(Saved entries)
= = = = = = =

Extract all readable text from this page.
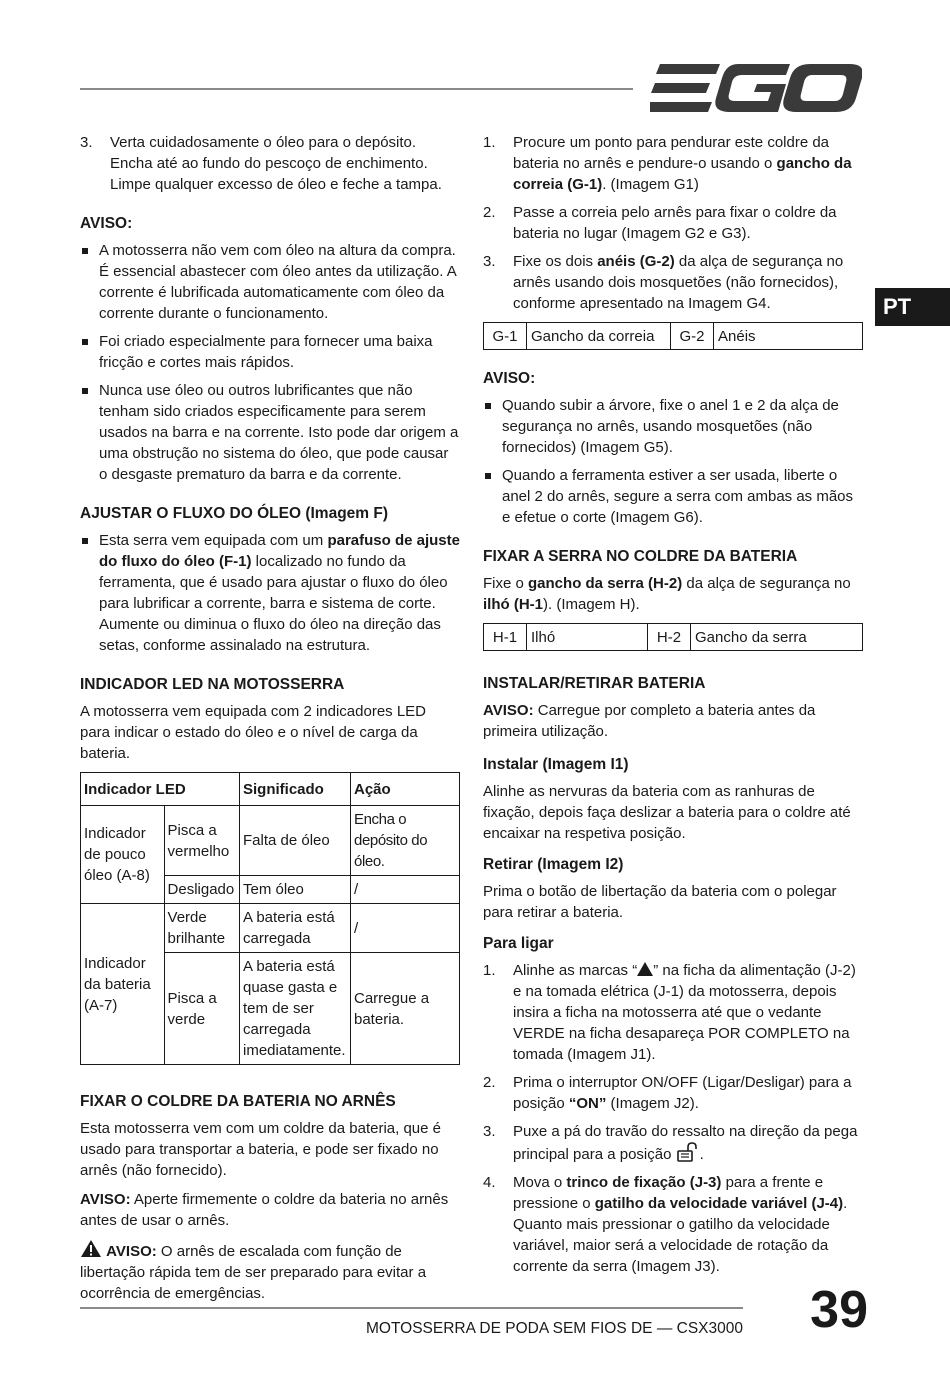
PT
3. Verta cuidadosamente o óleo para o depósito. Encha até ao fundo do pescoço de enchimento. Limpe qualquer excesso de óleo e feche a tampa.
AVISO:
A motosserra não vem com óleo na altura da compra. É essencial abastecer com óleo antes da utilização. A corrente é lubrificada automaticamente com óleo da corrente durante o funcionamento.
Foi criado especialmente para fornecer uma baixa fricção e cortes mais rápidos.
Nunca use óleo ou outros lubrificantes que não tenham sido criados especificamente para serem usados na barra e na corrente. Isto pode dar origem a uma obstrução no sistema do óleo, que pode causar o desgaste prematuro da barra e da corrente.
AJUSTAR O FLUXO DO ÓLEO (Imagem F)
Esta serra vem equipada com um parafuso de ajuste do fluxo do óleo (F-1) localizado no fundo da ferramenta, que é usado para ajustar o fluxo do óleo para lubrificar a corrente, barra e sistema de corte. Aumente ou diminua o fluxo do óleo na direção das setas, conforme assinalado na estrutura.
INDICADOR LED NA MOTOSSERRA

A motosserra vem equipada com 2 indicadores LED para indicar o estado do óleo e o nível de carga da bateria.

Indicador LED		Significado	Ação
Indicador de pouco óleo (A-8)	Pisca a vermelho	Falta de óleo	Encha o depósito do óleo.
	Desligado	Tem óleo	/
Indicador da bateria (A-7)	Verde brilhante	A bateria está carregada	/
	Pisca a verde	A bateria está quase gasta e tem de ser carregada imediatamente.	Carregue a bateria.
FIXAR O COLDRE DA BATERIA NO ARNÊS

Esta motosserra vem com um coldre da bateria, que é usado para transportar a bateria, e pode ser fixado no arnês (não fornecido).

AVISO: Aperte firmemente o coldre da bateria no arnês antes de usar o arnês.

AVISO: O arnês de escalada com função de libertação rápida tem de ser preparado para evitar a ocorrência de emergências.

1. Procure um ponto para pendurar este coldre da bateria no arnês e pendure-o usando o gancho da correia (G-1). (Imagem G1)
2. Passe a correia pelo arnês para fixar o coldre da bateria no lugar (Imagem G2 e G3).
3. Fixe os dois anéis (G-2) da alça de segurança no arnês usando dois mosquetões (não fornecidos), conforme apresentado na Imagem G4.
G-1	Gancho da correia	G-2	Anéis
AVISO:
Quando subir a árvore, fixe o anel 1 e 2 da alça de segurança no arnês, usando mosquetões (não fornecidos) (Imagem G5).
Quando a ferramenta estiver a ser usada, liberte o anel 2 do arnês, segure a serra com ambas as mãos e efetue o corte (Imagem G6).
FIXAR A SERRA NO COLDRE DA BATERIA

Fixe o gancho da serra (H-2) da alça de segurança no ilhó (H-1). (Imagem H).

H-1	Ilhó	H-2	Gancho da serra
INSTALAR/RETIRAR BATERIA

AVISO: Carregue por completo a bateria antes da primeira utilização.

Instalar (Imagem I1)

Alinhe as nervuras da bateria com as ranhuras de fixação, depois faça deslizar a bateria para o coldre até encaixar na respetiva posição.

Retirar (Imagem I2)

Prima o botão de libertação da bateria com o polegar para retirar a bateria.

Para ligar
1. Alinhe as marcas “ ” na ficha da alimentação (J-2) e na tomada elétrica (J-1) da motosserra, depois insira a ficha na motosserra até que o vedante VERDE na ficha desapareça POR COMPLETO na tomada (Imagem J1).
2. Prima o interruptor ON/OFF (Ligar/Desligar) para a posição “ON” (Imagem J2).
3. Puxe a pá do travão do ressalto na direção da pega principal para a posição .
4. Mova o trinco de fixação (J-3) para a frente e pressione o gatilho da velocidade variável (J-4). Quanto mais pressionar o gatilho da velocidade variável, maior será a velocidade de rotação da corrente da serra (Imagem J3).
MOTOSSERRA DE PODA SEM FIOS DE — CSX3000 39
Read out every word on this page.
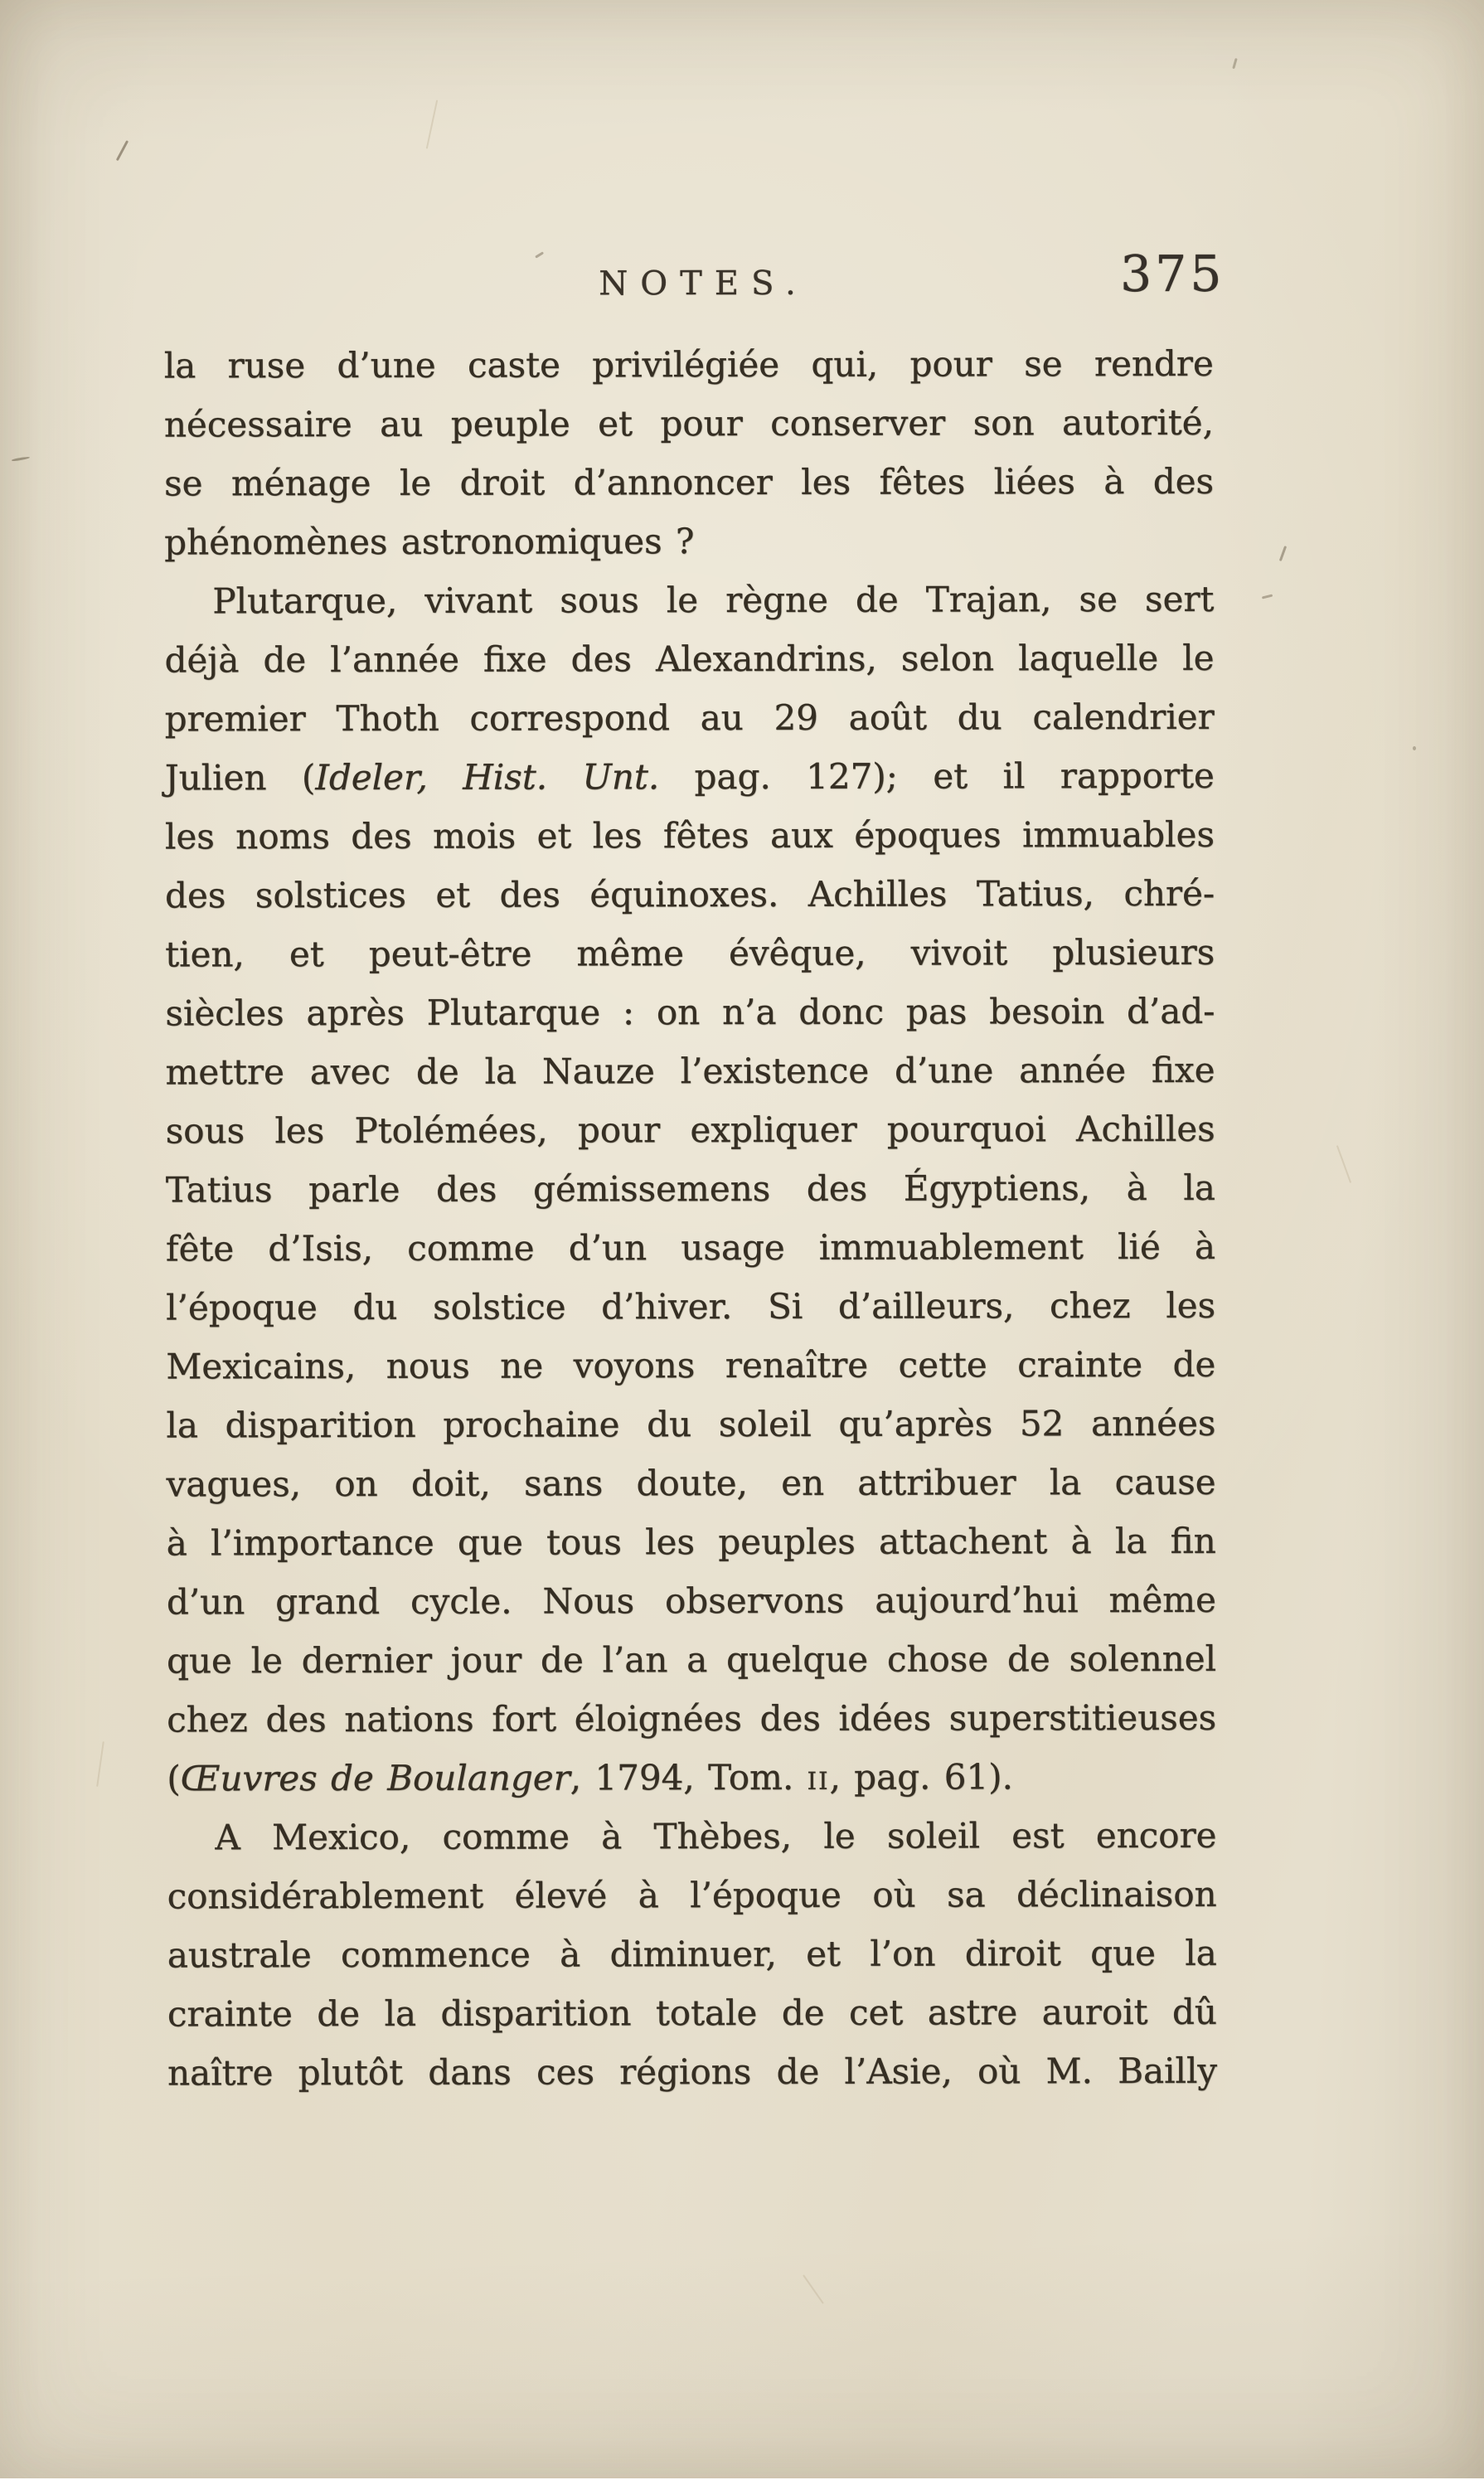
NOTES.	375
la ruse d’une caste privilégiée qui, pour se rendre
nécessaire au peuple et pour conserver son autorité,
se ménage le droit d’annoncer les fêtes liées à des
phénomènes astronomiques ?
Plutarque, vivant sous le règne de Trajan, se sert
déjà de l’année fixe des Alexandrins, selon laquelle le
premier Thoth correspond au 29 août du calendrier
Julien (Ideler, Hist. Unt. pag. 127); et il rapporte
les noms des mois et les fêtes aux époques immuables
des solstices et des équinoxes. Achilles Tatius, chré-
tien, et peut-être même évêque, vivoit plusieurs
siècles après Plutarque : on n’a donc pas besoin d’ad-
mettre avec de la Nauze l’existence d’une année fixe
sous les Ptolémées, pour expliquer pourquoi Achilles
Tatius parle des gémissemens des Égyptiens, à la
fête d’Isis, comme d’un usage immuablement lié à
l’époque du solstice d’hiver. Si d’ailleurs, chez les
Mexicains, nous ne voyons renaître cette crainte de
la disparition prochaine du soleil qu’après 52 années
vagues, on doit, sans doute, en attribuer la cause
à l’importance que tous les peuples attachent à la fin
d’un grand cycle. Nous observons aujourd’hui même
que le dernier jour de l’an a quelque chose de solennel
chez des nations fort éloignées des idées superstitieuses
(Œuvres de Boulanger, 1794, Tom. ii, pag. 61).
A Mexico, comme à Thèbes, le soleil est encore
considérablement élevé à l’époque où sa déclinaison
australe commence à diminuer, et l’on diroit que la
crainte de la disparition totale de cet astre auroit dû
naître plutôt dans ces régions de l’Asie, où M. Bailly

= = = = = = =

Return each line of the data that contains the string "Quando".

Quando subir a árvore, fixe o anel 1 e 2 da alça de segurança no arnês, usando mosquetões (não fornecidos) (Imagem G5).
Quando a ferramenta estiver a ser usada, liberte o anel 2 do arnês, segure a serra com ambas as mãos e efetue o corte (Imagem G6).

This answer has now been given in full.